**Required task**. Return everything from the line containing "Find all labels, buttons, inputs, and" down to the line containing "366, 678, 391]", unchanged.
-*-
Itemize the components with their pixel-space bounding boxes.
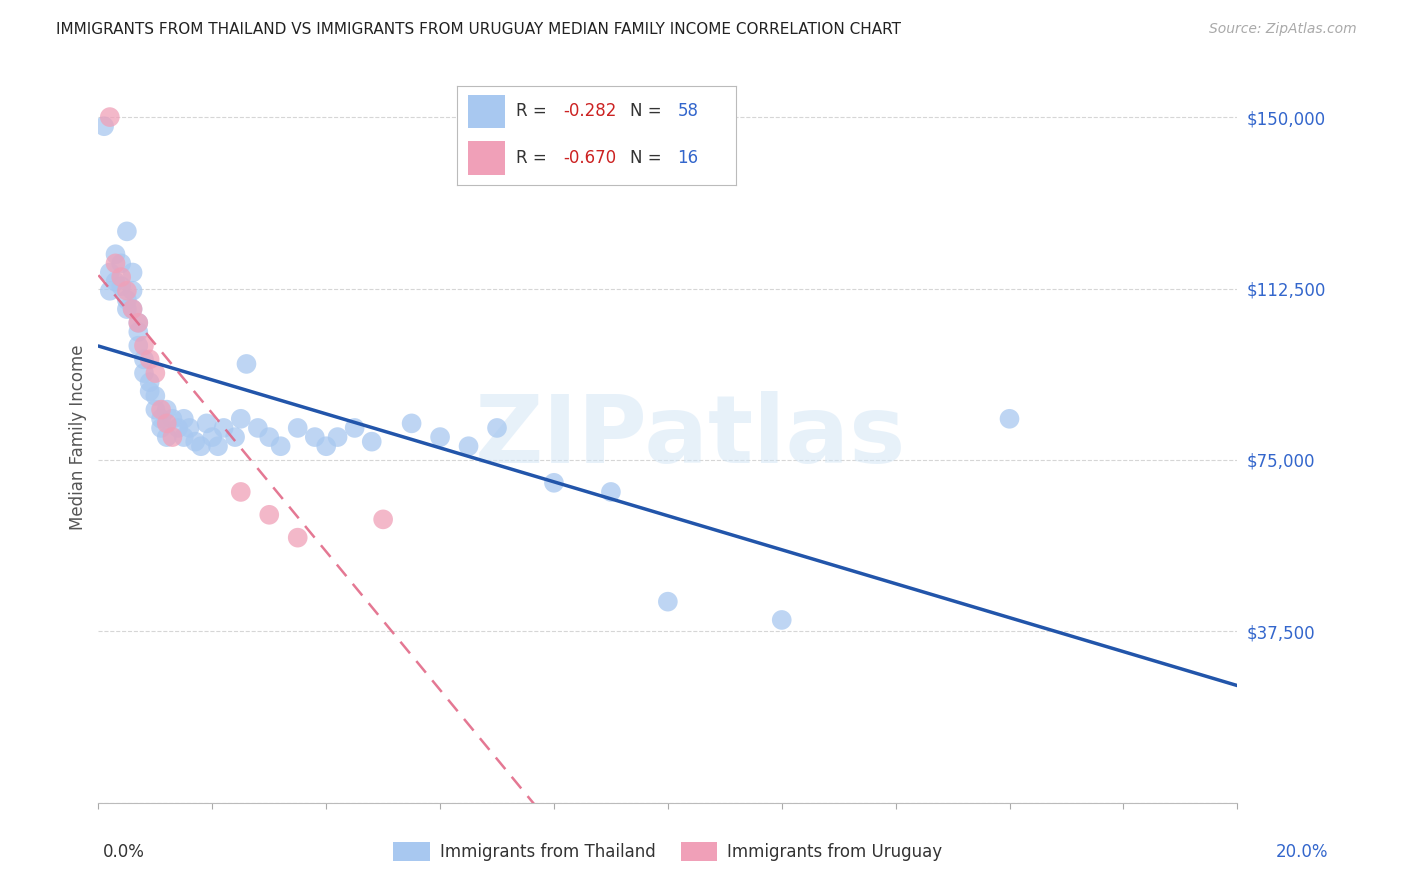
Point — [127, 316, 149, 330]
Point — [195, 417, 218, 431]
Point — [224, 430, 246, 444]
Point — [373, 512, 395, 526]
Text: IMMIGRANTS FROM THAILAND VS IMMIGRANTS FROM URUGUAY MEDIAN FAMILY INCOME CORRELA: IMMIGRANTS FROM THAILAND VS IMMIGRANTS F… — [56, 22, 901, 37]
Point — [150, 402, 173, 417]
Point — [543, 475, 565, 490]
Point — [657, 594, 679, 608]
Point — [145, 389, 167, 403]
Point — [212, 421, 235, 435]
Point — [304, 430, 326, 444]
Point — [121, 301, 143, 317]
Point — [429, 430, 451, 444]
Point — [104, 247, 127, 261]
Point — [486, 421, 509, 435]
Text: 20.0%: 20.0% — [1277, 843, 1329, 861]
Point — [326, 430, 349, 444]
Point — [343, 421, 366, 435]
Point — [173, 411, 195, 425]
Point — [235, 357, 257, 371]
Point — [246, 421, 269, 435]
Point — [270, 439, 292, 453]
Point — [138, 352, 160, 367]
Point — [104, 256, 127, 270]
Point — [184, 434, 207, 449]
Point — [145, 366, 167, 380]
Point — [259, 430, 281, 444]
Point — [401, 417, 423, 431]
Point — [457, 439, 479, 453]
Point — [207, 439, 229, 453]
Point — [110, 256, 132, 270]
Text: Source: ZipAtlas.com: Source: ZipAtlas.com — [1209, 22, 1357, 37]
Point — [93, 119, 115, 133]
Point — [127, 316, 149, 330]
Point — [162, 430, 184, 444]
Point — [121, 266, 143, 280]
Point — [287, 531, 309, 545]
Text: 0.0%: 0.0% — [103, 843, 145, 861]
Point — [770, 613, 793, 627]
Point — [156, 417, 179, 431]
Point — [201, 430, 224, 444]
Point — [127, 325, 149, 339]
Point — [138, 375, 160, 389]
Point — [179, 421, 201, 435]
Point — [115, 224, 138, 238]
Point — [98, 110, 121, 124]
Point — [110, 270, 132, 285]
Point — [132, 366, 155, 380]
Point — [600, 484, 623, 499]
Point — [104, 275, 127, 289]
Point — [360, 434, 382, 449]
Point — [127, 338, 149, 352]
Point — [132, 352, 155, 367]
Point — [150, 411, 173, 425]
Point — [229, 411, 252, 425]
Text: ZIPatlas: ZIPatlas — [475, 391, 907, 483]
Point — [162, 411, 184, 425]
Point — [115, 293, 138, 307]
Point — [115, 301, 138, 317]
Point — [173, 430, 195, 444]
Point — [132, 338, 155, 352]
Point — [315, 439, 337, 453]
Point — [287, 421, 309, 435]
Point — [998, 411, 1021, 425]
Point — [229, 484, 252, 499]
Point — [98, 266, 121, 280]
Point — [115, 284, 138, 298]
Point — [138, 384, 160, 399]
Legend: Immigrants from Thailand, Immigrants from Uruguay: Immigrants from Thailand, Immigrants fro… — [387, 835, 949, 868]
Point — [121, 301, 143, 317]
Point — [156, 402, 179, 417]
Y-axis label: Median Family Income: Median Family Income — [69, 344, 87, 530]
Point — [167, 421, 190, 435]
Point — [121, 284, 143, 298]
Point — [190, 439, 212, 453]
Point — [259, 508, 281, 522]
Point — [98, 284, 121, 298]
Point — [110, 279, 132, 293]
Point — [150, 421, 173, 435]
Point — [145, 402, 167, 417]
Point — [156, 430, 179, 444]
-*-
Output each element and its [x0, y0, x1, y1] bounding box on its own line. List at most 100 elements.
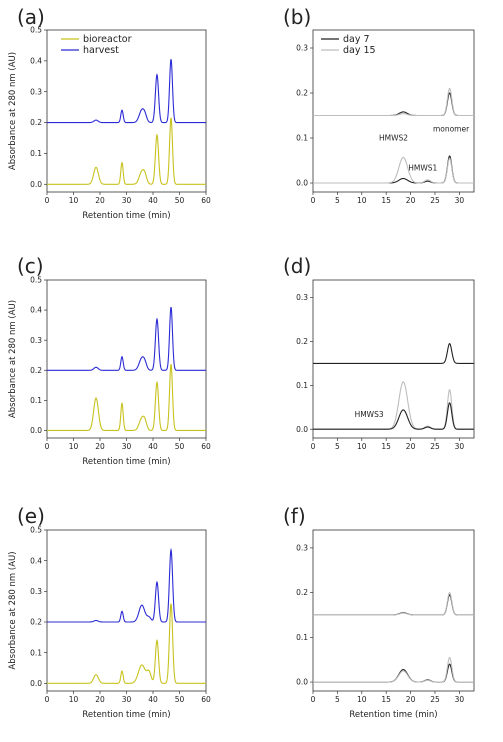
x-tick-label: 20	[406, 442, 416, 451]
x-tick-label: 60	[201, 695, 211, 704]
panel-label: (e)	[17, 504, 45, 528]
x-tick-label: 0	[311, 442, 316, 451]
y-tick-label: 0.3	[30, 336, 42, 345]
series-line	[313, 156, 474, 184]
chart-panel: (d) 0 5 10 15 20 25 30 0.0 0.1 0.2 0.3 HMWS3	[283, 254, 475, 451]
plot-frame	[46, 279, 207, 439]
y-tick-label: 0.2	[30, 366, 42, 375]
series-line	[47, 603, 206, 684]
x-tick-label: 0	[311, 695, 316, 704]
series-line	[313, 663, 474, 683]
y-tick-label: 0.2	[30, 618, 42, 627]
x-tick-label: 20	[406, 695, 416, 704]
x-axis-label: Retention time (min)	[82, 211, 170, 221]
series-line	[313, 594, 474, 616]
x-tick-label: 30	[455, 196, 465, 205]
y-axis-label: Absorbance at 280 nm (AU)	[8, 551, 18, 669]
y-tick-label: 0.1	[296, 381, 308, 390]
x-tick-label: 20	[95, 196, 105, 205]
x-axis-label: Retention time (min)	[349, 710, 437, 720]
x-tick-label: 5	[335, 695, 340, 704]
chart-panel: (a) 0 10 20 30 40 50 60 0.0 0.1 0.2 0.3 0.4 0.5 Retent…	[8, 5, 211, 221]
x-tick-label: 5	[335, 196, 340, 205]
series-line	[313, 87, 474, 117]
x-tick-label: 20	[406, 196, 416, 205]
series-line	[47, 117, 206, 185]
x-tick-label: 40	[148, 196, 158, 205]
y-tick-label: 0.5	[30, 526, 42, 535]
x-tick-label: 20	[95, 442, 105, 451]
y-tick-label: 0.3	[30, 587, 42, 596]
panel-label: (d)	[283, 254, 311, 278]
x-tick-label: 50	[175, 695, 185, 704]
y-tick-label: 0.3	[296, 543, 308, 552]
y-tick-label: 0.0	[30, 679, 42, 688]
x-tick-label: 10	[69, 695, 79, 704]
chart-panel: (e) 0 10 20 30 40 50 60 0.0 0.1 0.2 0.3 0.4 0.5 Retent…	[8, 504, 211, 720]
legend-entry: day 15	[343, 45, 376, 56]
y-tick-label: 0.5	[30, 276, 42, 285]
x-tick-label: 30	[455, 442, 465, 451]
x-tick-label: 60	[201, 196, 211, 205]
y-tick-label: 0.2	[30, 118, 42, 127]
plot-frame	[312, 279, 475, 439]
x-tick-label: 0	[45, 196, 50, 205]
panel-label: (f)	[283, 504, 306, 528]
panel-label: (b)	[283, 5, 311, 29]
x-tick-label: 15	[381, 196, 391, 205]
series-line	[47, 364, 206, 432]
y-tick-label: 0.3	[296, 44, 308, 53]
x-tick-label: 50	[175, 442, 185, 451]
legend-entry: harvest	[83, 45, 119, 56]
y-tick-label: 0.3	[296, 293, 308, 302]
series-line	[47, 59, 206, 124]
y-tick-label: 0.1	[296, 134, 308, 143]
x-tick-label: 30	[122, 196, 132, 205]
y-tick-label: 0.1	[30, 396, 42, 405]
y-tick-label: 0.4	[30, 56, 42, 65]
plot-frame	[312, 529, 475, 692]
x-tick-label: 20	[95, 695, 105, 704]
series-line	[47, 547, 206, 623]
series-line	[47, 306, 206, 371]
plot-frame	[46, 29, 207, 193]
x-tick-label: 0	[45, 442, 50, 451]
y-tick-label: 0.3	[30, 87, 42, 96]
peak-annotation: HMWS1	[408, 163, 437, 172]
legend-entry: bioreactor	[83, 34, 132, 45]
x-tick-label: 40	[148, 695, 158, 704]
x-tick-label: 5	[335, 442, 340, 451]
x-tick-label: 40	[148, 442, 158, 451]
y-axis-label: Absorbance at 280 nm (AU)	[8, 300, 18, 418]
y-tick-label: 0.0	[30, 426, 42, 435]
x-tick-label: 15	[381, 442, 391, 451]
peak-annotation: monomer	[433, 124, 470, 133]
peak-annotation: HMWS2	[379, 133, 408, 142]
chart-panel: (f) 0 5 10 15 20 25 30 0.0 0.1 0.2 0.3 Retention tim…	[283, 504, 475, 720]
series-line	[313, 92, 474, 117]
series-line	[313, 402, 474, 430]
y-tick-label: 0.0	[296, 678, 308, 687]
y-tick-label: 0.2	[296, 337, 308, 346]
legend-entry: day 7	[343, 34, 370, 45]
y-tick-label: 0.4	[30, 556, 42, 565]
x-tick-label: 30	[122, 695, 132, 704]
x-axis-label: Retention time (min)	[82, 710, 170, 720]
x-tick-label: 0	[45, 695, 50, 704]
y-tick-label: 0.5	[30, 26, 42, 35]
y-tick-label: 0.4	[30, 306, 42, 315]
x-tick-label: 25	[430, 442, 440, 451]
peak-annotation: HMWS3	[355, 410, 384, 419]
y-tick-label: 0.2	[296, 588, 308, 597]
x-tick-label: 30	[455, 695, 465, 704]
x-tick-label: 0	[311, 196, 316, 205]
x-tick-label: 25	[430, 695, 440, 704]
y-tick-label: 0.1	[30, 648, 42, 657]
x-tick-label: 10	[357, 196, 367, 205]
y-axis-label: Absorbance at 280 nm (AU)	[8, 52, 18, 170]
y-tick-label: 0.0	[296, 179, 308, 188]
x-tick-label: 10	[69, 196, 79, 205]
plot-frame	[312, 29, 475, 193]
-*-
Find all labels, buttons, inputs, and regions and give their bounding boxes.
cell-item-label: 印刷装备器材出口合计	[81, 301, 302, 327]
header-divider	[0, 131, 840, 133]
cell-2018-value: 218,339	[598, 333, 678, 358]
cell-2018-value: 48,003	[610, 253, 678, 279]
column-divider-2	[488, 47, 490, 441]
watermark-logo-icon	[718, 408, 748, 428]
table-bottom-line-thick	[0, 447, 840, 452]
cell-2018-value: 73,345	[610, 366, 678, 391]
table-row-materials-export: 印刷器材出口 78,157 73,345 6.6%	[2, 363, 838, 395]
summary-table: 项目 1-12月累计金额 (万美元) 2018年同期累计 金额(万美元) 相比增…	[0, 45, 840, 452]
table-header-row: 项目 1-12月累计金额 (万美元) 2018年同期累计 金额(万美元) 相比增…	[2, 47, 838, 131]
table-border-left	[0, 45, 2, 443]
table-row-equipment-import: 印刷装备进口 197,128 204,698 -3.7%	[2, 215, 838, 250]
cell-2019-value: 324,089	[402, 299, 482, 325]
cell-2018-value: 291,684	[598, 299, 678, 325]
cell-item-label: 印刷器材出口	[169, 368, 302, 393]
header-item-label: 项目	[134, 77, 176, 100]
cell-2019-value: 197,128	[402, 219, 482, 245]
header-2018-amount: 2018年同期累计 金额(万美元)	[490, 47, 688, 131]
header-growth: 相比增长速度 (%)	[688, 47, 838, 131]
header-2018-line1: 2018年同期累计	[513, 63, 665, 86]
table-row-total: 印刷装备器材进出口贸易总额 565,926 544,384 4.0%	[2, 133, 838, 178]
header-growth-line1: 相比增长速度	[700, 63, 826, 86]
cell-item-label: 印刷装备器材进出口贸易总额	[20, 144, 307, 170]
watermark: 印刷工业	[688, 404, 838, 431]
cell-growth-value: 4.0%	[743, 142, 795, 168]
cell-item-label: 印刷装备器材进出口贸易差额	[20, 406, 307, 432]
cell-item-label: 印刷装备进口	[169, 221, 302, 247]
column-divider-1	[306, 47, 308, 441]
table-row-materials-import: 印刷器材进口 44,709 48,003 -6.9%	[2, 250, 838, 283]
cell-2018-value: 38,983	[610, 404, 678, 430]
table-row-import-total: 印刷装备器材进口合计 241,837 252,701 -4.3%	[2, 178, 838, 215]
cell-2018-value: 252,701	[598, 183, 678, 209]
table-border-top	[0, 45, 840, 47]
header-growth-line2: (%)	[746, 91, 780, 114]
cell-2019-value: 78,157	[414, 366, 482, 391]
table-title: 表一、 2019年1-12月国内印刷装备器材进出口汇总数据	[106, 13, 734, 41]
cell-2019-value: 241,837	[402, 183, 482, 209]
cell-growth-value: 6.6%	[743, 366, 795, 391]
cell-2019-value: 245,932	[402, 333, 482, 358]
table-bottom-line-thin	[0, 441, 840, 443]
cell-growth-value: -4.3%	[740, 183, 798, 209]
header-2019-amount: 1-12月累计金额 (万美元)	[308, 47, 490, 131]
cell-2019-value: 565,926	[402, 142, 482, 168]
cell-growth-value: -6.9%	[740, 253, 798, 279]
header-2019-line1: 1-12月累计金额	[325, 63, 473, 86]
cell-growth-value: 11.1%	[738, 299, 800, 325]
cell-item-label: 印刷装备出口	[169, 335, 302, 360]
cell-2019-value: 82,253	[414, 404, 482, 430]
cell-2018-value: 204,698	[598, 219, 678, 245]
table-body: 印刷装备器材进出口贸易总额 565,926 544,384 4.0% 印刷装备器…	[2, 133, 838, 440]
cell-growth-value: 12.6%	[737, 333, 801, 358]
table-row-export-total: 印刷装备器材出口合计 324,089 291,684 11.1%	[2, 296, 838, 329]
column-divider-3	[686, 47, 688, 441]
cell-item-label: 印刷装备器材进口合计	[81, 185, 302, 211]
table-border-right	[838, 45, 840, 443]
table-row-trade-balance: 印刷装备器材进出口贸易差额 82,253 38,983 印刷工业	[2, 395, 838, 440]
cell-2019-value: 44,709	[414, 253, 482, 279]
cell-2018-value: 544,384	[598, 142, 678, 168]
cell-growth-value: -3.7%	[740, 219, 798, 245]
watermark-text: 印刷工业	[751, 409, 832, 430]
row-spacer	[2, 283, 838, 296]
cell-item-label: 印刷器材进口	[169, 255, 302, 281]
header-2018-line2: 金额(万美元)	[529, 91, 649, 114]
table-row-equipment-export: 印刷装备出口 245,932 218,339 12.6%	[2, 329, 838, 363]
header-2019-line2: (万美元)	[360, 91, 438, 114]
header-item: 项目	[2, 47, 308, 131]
-*-
**Expected output**.
Find all labels, buttons, inputs, and regions and give their bounding boxes.
cell-item-label: 印刷装备器材出口合计	[81, 301, 302, 327]
header-divider	[0, 131, 840, 133]
cell-2018-value: 218,339	[598, 333, 678, 358]
cell-2018-value: 48,003	[610, 253, 678, 279]
column-divider-2	[488, 47, 490, 441]
watermark-logo-icon	[718, 408, 748, 428]
table-bottom-line-thick	[0, 447, 840, 452]
cell-2018-value: 73,345	[610, 366, 678, 391]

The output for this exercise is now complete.